Copy the full set of lines exactly as given.

----------

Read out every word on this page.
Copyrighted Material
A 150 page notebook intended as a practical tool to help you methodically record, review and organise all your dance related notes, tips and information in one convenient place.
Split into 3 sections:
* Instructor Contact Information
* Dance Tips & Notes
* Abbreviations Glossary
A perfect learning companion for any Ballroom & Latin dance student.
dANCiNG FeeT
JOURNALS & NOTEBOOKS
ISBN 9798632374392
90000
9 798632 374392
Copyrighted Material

----------

RESULT OF THE TASK:
Read out every word on this page.
Copyrighted Material
A 150 page notebook intended as a practical tool to help you methodically record, review and organise all your dance related notes, tips and information in one convenient place.
Split into 3 sections:
* Instructor Contact Information
* Dance Tips & Notes
* Abbreviations Glossary
A perfect learning companion for any Ballroom & Latin dance student.
dANCiNG FeeT
JOURNALS & NOTEBOOKS
ISBN 9798632374392
90000
9 798632 374392
Copyrighted Material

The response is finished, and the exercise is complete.